◆ **Instructions for the task**: Write out every entry, unchanged. Skip any picture.

══════════════════════════════

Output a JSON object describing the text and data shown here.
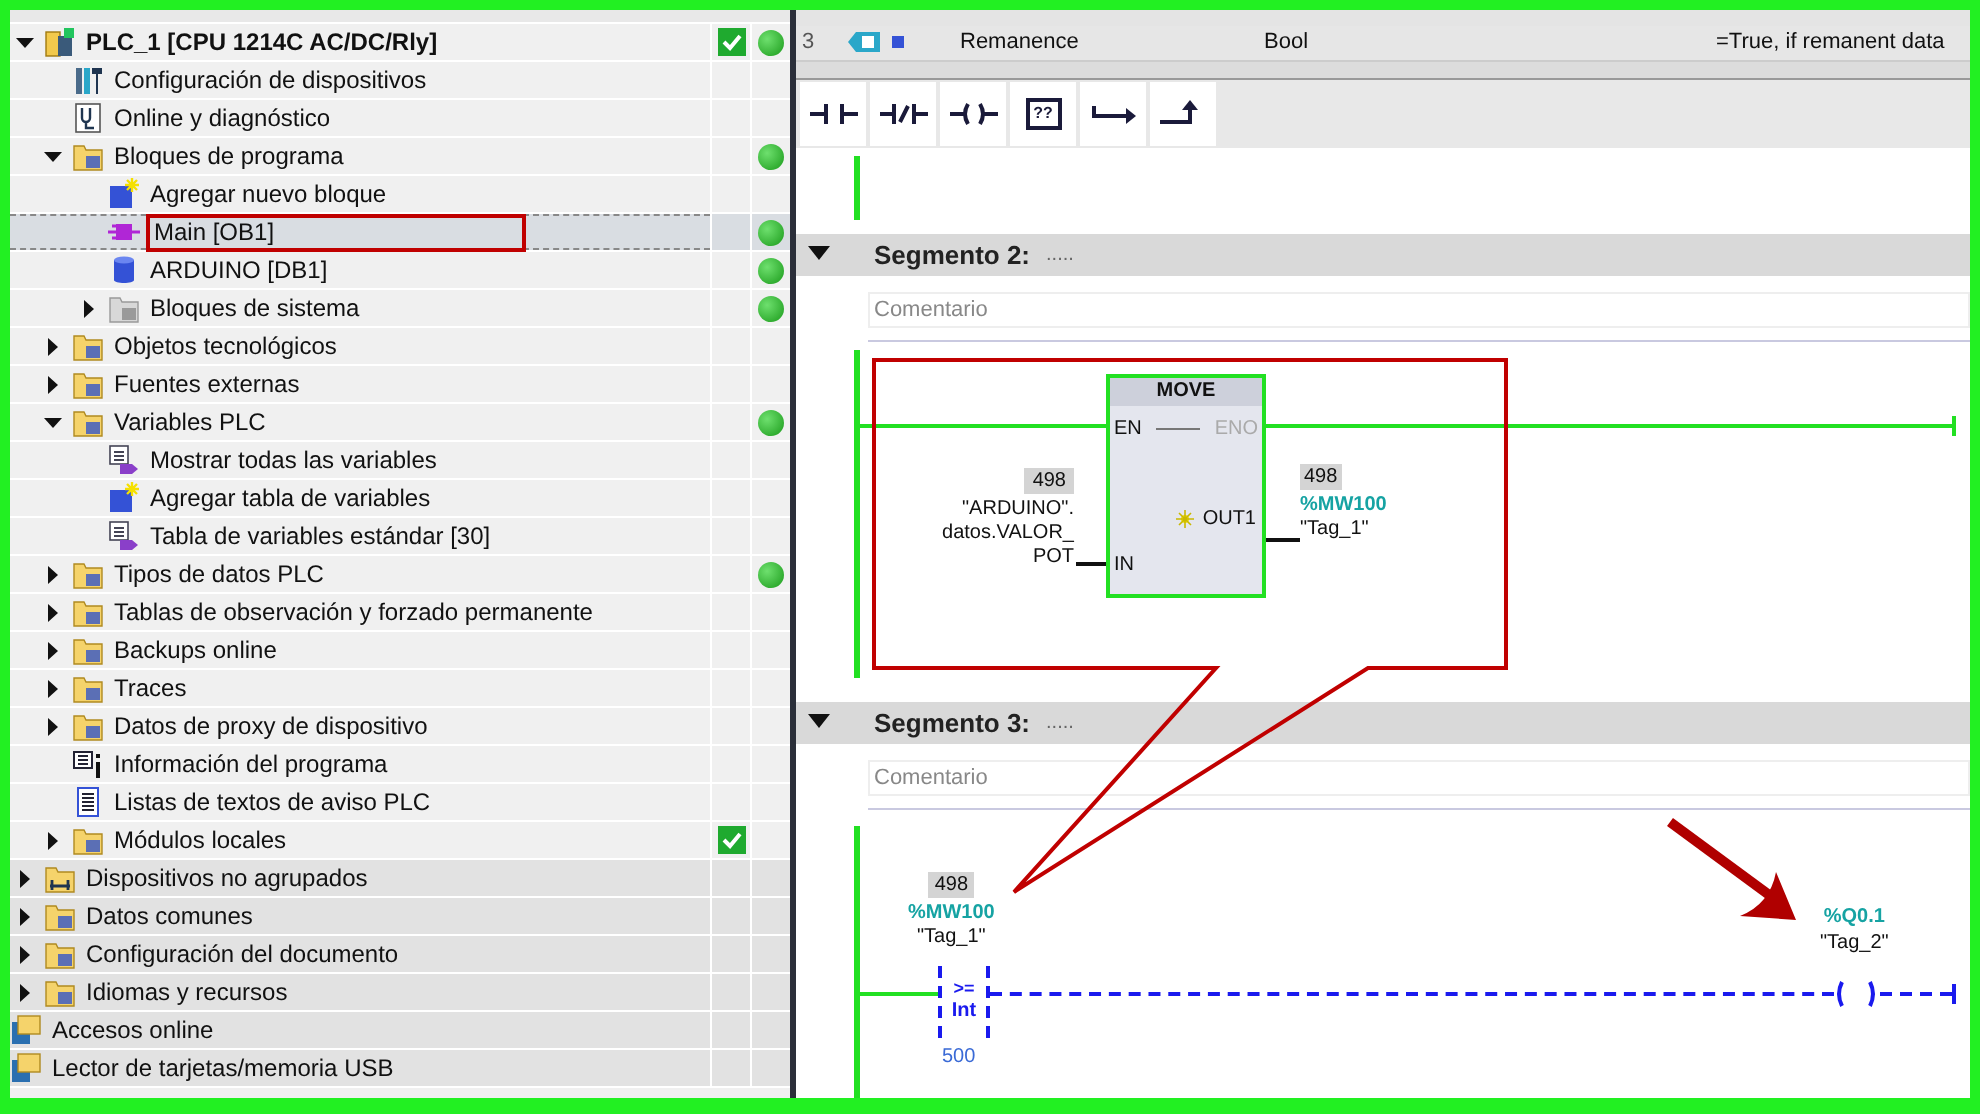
{
  "project_tree": [
    {
      "label": "PLC_1 [CPU 1214C AC/DC/Rly]",
      "kind": "device",
      "expanded": true,
      "selected": false,
      "ok": true,
      "online": true,
      "children": [
        {
          "label": "Configuración de dispositivos",
          "kind": "config",
          "selected": false
        },
        {
          "label": "Online y diagnóstico",
          "kind": "diagnostic",
          "selected": false
        },
        {
          "label": "Bloques de programa",
          "kind": "folder",
          "expanded": true,
          "selected": false,
          "online": true,
          "children": [
            {
              "label": "Agregar nuevo bloque",
              "kind": "add",
              "selected": false
            },
            {
              "label": "Main [OB1]",
              "kind": "block",
              "selected": true,
              "online": true
            },
            {
              "label": "ARDUINO [DB1]",
              "kind": "database",
              "selected": false,
              "online": true
            },
            {
              "label": "Bloques de sistema",
              "kind": "greyfolder",
              "expanded": false,
              "selected": false,
              "online": true
            }
          ]
        },
        {
          "label": "Objetos tecnológicos",
          "kind": "folder",
          "expanded": false,
          "selected": false
        },
        {
          "label": "Fuentes externas",
          "kind": "folder",
          "expanded": false,
          "selected": false
        },
        {
          "label": "Variables PLC",
          "kind": "folder",
          "expanded": true,
          "selected": false,
          "online": true,
          "children": [
            {
              "label": "Mostrar todas las variables",
              "kind": "tags",
              "selected": false
            },
            {
              "label": "Agregar tabla de variables",
              "kind": "add",
              "selected": false
            },
            {
              "label": "Tabla de variables estándar [30]",
              "kind": "tags",
              "selected": false
            }
          ]
        },
        {
          "label": "Tipos de datos PLC",
          "kind": "folder",
          "expanded": false,
          "selected": false,
          "online": true
        },
        {
          "label": "Tablas de observación y forzado permanente",
          "kind": "folder",
          "expanded": false,
          "selected": false
        },
        {
          "label": "Backups online",
          "kind": "folder",
          "expanded": false,
          "selected": false
        },
        {
          "label": "Traces",
          "kind": "folder",
          "expanded": false,
          "selected": false
        },
        {
          "label": "Datos de proxy de dispositivo",
          "kind": "folder",
          "expanded": false,
          "selected": false
        },
        {
          "label": "Información del programa",
          "kind": "info",
          "selected": false
        },
        {
          "label": "Listas de textos de aviso PLC",
          "kind": "textlist",
          "selected": false
        },
        {
          "label": "Módulos locales",
          "kind": "folder",
          "expanded": false,
          "selected": false,
          "ok": true
        }
      ]
    },
    {
      "label": "Dispositivos no agrupados",
      "kind": "network",
      "expanded": false,
      "selected": false
    },
    {
      "label": "Datos comunes",
      "kind": "folder",
      "expanded": false,
      "selected": false
    },
    {
      "label": "Configuración del documento",
      "kind": "folder",
      "expanded": false,
      "selected": false
    },
    {
      "label": "Idiomas y recursos",
      "kind": "folder",
      "expanded": false,
      "selected": false
    },
    {
      "label": "Accesos online",
      "kind": "reader",
      "selected": false
    },
    {
      "label": "Lector de tarjetas/memoria USB",
      "kind": "reader",
      "selected": false
    }
  ],
  "interface_row": {
    "number": "3",
    "name": "Remanence",
    "type": "Bool",
    "comment": "=True, if remanent data"
  },
  "toolbar": [
    {
      "kind": "no-contact"
    },
    {
      "kind": "nc-contact"
    },
    {
      "kind": "coil"
    },
    {
      "kind": "box",
      "label": "??"
    },
    {
      "kind": "jump"
    },
    {
      "kind": "branch"
    }
  ],
  "segments": [
    {
      "kind": "move",
      "title": "Segmento 2:",
      "dots": ".....",
      "placeholder": "Comentario",
      "box": {
        "title": "MOVE",
        "en": "EN",
        "eno": "ENO",
        "in_pin": "IN",
        "out_pin": "OUT1"
      },
      "input": {
        "value": "498",
        "operand": [
          "\"ARDUINO\".",
          "datos.VALOR_",
          "POT"
        ]
      },
      "output": {
        "value": "498",
        "address": "%MW100",
        "tag": "\"Tag_1\""
      }
    },
    {
      "kind": "compare",
      "title": "Segmento 3:",
      "dots": ".....",
      "placeholder": "Comentario",
      "operand": {
        "value": "498",
        "address": "%MW100",
        "tag": "\"Tag_1\""
      },
      "compare": {
        "op": ">=",
        "type": "Int",
        "operand2": "500"
      },
      "coil": {
        "address": "%Q0.1",
        "tag": "\"Tag_2\""
      }
    }
  ]
}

══════════════════════════════

◆ **Written answer**:
Output a JSON object describing the text and data shown here.
{
  "project_tree": [
    {
      "label": "PLC_1 [CPU 1214C AC/DC/Rly]",
      "kind": "device",
      "expanded": true,
      "selected": false,
      "ok": true,
      "online": true,
      "children": [
        {
          "label": "Configuración de dispositivos",
          "kind": "config",
          "selected": false
        },
        {
          "label": "Online y diagnóstico",
          "kind": "diagnostic",
          "selected": false
        },
        {
          "label": "Bloques de programa",
          "kind": "folder",
          "expanded": true,
          "selected": false,
          "online": true,
          "children": [
            {
              "label": "Agregar nuevo bloque",
              "kind": "add",
              "selected": false
            },
            {
              "label": "Main [OB1]",
              "kind": "block",
              "selected": true,
              "online": true
            },
            {
              "label": "ARDUINO [DB1]",
              "kind": "database",
              "selected": false,
              "online": true
            },
            {
              "label": "Bloques de sistema",
              "kind": "greyfolder",
              "expanded": false,
              "selected": false,
              "online": true
            }
          ]
        },
        {
          "label": "Objetos tecnológicos",
          "kind": "folder",
          "expanded": false,
          "selected": false
        },
        {
          "label": "Fuentes externas",
          "kind": "folder",
          "expanded": false,
          "selected": false
        },
        {
          "label": "Variables PLC",
          "kind": "folder",
          "expanded": true,
          "selected": false,
          "online": true,
          "children": [
            {
              "label": "Mostrar todas las variables",
              "kind": "tags",
              "selected": false
            },
            {
              "label": "Agregar tabla de variables",
              "kind": "add",
              "selected": false
            },
            {
              "label": "Tabla de variables estándar [30]",
              "kind": "tags",
              "selected": false
            }
          ]
        },
        {
          "label": "Tipos de datos PLC",
          "kind": "folder",
          "expanded": false,
          "selected": false,
          "online": true
        },
        {
          "label": "Tablas de observación y forzado permanente",
          "kind": "folder",
          "expanded": false,
          "selected": false
        },
        {
          "label": "Backups online",
          "kind": "folder",
          "expanded": false,
          "selected": false
        },
        {
          "label": "Traces",
          "kind": "folder",
          "expanded": false,
          "selected": false
        },
        {
          "label": "Datos de proxy de dispositivo",
          "kind": "folder",
          "expanded": false,
          "selected": false
        },
        {
          "label": "Información del programa",
          "kind": "info",
          "selected": false
        },
        {
          "label": "Listas de textos de aviso PLC",
          "kind": "textlist",
          "selected": false
        },
        {
          "label": "Módulos locales",
          "kind": "folder",
          "expanded": false,
          "selected": false,
          "ok": true
        }
      ]
    },
    {
      "label": "Dispositivos no agrupados",
      "kind": "network",
      "expanded": false,
      "selected": false
    },
    {
      "label": "Datos comunes",
      "kind": "folder",
      "expanded": false,
      "selected": false
    },
    {
      "label": "Configuración del documento",
      "kind": "folder",
      "expanded": false,
      "selected": false
    },
    {
      "label": "Idiomas y recursos",
      "kind": "folder",
      "expanded": false,
      "selected": false
    },
    {
      "label": "Accesos online",
      "kind": "reader",
      "selected": false
    },
    {
      "label": "Lector de tarjetas/memoria USB",
      "kind": "reader",
      "selected": false
    }
  ],
  "interface_row": {
    "number": "3",
    "name": "Remanence",
    "type": "Bool",
    "comment": "=True, if remanent data"
  },
  "toolbar": [
    {
      "kind": "no-contact"
    },
    {
      "kind": "nc-contact"
    },
    {
      "kind": "coil"
    },
    {
      "kind": "box",
      "label": "??"
    },
    {
      "kind": "jump"
    },
    {
      "kind": "branch"
    }
  ],
  "segments": [
    {
      "kind": "move",
      "title": "Segmento 2:",
      "dots": ".....",
      "placeholder": "Comentario",
      "box": {
        "title": "MOVE",
        "en": "EN",
        "eno": "ENO",
        "in_pin": "IN",
        "out_pin": "OUT1"
      },
      "input": {
        "value": "498",
        "operand": [
          "\"ARDUINO\".",
          "datos.VALOR_",
          "POT"
        ]
      },
      "output": {
        "value": "498",
        "address": "%MW100",
        "tag": "\"Tag_1\""
      }
    },
    {
      "kind": "compare",
      "title": "Segmento 3:",
      "dots": ".....",
      "placeholder": "Comentario",
      "operand": {
        "value": "498",
        "address": "%MW100",
        "tag": "\"Tag_1\""
      },
      "compare": {
        "op": ">=",
        "type": "Int",
        "operand2": "500"
      },
      "coil": {
        "address": "%Q0.1",
        "tag": "\"Tag_2\""
      }
    }
  ]
}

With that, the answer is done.